Requirements:
Copy out each line that has "Ändern" in it.

[Dataset entries]
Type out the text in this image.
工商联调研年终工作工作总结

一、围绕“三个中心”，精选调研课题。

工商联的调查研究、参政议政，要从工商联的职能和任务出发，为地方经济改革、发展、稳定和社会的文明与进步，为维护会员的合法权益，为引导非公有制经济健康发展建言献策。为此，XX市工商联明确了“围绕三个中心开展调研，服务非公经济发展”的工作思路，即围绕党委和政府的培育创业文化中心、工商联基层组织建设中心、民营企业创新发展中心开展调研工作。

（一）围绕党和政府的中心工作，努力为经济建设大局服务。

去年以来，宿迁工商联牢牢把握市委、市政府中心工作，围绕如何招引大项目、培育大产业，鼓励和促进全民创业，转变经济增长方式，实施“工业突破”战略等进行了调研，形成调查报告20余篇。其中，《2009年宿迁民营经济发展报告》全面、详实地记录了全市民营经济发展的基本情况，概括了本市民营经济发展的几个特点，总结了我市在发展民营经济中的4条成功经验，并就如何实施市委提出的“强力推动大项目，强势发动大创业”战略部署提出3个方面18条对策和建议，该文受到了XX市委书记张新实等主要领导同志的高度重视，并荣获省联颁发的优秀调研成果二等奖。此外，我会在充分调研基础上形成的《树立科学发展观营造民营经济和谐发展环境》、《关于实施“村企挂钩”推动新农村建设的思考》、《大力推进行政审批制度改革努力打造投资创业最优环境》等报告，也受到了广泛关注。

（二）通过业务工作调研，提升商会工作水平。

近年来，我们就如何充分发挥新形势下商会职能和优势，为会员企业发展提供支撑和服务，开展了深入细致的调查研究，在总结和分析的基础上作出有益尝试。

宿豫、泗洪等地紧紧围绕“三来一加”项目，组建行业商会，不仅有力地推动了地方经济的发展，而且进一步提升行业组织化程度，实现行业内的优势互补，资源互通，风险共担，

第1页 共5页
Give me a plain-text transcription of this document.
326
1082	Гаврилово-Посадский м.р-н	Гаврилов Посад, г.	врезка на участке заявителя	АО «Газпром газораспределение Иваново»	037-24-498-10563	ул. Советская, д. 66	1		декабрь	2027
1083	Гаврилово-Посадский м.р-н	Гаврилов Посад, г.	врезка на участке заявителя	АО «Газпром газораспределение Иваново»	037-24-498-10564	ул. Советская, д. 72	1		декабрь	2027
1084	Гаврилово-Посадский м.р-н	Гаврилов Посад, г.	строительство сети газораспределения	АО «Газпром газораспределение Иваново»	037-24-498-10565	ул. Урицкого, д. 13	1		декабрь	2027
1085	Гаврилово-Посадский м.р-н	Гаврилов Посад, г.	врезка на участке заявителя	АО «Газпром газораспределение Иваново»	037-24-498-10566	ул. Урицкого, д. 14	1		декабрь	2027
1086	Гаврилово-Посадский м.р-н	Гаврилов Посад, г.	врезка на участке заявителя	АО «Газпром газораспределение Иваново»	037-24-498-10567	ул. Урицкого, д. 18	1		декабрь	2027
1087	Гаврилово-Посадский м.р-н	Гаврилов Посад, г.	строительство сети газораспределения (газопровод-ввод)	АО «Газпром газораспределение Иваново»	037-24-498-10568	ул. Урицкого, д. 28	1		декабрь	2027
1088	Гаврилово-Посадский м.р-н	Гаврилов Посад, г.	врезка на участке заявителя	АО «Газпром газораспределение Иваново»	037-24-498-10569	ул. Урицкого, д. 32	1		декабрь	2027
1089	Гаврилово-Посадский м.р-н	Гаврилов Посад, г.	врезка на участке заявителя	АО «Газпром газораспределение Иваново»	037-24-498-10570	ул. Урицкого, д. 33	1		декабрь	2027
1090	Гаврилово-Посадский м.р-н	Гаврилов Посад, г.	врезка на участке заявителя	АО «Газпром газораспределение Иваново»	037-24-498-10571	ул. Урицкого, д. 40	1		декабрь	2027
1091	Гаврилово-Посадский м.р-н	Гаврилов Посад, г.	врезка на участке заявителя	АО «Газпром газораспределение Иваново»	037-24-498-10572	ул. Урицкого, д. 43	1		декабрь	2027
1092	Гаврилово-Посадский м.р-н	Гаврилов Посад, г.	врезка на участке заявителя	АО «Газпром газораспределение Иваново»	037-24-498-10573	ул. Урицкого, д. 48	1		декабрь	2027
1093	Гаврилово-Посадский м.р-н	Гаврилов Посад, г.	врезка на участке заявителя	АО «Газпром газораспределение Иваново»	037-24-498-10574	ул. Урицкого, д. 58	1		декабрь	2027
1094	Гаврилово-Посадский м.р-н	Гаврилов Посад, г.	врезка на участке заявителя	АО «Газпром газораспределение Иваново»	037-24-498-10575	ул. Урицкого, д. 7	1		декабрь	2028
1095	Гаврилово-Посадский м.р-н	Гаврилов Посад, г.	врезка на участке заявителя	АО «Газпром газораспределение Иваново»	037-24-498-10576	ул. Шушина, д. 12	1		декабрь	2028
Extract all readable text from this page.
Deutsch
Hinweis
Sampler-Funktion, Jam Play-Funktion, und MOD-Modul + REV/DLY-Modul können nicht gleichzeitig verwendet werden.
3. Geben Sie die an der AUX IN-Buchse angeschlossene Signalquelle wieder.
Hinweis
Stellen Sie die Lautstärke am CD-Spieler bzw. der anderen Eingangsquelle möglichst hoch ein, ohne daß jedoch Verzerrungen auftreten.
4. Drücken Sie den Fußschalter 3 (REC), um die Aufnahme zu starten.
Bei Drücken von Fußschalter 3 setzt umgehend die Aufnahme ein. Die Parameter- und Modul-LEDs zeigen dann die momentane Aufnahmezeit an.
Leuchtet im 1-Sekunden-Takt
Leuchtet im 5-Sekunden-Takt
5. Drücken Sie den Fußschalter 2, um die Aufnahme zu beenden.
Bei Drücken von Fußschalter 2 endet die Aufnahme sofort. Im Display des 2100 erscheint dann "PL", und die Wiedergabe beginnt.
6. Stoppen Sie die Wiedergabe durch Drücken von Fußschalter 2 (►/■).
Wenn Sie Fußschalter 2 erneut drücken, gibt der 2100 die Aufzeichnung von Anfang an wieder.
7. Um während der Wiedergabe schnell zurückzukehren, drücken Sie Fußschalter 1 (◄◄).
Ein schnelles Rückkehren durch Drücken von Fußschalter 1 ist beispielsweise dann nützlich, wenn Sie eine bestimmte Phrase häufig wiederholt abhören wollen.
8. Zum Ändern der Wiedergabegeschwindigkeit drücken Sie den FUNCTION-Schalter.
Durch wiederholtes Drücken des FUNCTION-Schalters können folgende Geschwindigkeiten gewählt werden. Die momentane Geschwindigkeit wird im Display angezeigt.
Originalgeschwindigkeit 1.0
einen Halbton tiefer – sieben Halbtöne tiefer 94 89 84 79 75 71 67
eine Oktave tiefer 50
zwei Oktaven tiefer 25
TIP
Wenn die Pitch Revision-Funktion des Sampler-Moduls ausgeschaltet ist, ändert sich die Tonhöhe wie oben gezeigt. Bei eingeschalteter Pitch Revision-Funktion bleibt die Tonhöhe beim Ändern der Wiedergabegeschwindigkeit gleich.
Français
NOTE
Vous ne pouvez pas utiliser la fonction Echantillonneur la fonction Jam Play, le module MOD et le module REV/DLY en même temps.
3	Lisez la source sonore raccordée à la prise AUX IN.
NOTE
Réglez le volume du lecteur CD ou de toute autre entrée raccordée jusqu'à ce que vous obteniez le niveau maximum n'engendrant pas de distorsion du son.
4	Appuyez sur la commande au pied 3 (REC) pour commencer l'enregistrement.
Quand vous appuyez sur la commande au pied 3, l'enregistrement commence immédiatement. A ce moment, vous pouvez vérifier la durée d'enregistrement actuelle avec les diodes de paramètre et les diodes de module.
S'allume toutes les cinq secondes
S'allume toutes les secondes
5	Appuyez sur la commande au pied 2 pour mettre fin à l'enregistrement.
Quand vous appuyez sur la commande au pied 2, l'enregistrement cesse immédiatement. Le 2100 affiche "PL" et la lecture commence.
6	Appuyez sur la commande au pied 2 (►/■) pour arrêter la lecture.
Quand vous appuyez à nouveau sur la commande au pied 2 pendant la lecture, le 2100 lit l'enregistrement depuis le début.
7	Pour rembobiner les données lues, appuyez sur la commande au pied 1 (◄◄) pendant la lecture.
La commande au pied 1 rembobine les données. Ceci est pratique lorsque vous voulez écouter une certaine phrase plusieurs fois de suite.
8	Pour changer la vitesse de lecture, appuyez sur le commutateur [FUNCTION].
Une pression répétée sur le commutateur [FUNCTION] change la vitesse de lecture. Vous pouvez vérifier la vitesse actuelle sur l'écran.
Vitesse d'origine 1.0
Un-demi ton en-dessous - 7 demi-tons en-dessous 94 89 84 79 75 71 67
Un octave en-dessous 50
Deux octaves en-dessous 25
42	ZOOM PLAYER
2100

Final result:
8. Zum Ändern der Wiedergabegeschwindigkeit drücken Sie den FUNCTION-Schalter.
Wenn die Pitch Revision-Funktion des Sampler-Moduls ausgeschaltet ist, ändert sich die Tonhöhe wie oben gezeigt. Bei eingeschalteter Pitch Revision-Funktion bleibt die Tonhöhe beim Ändern der Wiedergabegeschwindigkeit gleich.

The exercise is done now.